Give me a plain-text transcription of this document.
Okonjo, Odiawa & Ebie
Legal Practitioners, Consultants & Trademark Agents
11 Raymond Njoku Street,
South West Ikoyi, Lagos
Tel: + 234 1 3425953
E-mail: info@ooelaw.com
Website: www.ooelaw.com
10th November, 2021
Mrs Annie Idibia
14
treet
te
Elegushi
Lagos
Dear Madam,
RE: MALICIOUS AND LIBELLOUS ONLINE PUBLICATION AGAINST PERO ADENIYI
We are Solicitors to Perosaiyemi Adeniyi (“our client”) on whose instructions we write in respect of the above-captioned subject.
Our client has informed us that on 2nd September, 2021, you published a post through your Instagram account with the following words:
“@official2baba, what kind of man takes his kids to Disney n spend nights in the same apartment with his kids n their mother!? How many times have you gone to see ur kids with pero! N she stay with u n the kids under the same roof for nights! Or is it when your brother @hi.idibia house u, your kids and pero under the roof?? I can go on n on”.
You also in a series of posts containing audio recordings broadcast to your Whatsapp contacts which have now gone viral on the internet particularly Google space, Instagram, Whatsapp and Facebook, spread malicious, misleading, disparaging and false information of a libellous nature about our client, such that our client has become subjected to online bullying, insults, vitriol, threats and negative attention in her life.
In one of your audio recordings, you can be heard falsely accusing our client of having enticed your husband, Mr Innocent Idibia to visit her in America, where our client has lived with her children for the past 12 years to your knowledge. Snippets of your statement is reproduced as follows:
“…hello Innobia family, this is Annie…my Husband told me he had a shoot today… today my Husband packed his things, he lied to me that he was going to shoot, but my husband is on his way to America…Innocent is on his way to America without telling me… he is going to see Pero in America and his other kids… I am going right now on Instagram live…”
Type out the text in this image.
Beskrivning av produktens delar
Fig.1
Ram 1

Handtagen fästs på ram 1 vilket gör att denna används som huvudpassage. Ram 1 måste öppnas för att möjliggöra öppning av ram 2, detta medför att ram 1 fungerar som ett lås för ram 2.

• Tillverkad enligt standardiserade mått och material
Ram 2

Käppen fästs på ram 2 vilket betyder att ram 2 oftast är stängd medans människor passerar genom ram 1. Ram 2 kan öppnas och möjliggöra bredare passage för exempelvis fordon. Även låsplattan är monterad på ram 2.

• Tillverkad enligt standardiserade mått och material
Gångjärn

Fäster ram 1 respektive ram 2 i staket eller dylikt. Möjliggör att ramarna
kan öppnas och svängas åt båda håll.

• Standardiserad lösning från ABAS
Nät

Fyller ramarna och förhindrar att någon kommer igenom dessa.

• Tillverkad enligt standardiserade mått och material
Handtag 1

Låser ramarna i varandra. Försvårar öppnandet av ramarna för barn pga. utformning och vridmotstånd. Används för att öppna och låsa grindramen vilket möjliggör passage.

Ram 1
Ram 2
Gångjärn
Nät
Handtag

■ ■ ■

== Your instructions ==
Show all lines above that contain "client".

== Reply ==
We are Solicitors to Perosaiyemi Adeniyi (“our client”) on whose instructions we write in respect of the above-captioned subject.
Our client has informed us that on 2nd September, 2021, you published a post through your Instagram account with the following words:
You also in a series of posts containing audio recordings broadcast to your Whatsapp contacts which have now gone viral on the internet particularly Google space, Instagram, Whatsapp and Facebook, spread malicious, misleading, disparaging and false information of a libellous nature about our client, such that our client has become subjected to online bullying, insults, vitriol, threats and negative attention in her life.
In one of your audio recordings, you can be heard falsely accusing our client of having enticed your husband, Mr Innocent Idibia to visit her in America, where our client has lived with her children for the past 12 years to your knowledge. Snippets of your statement is reproduced as follows:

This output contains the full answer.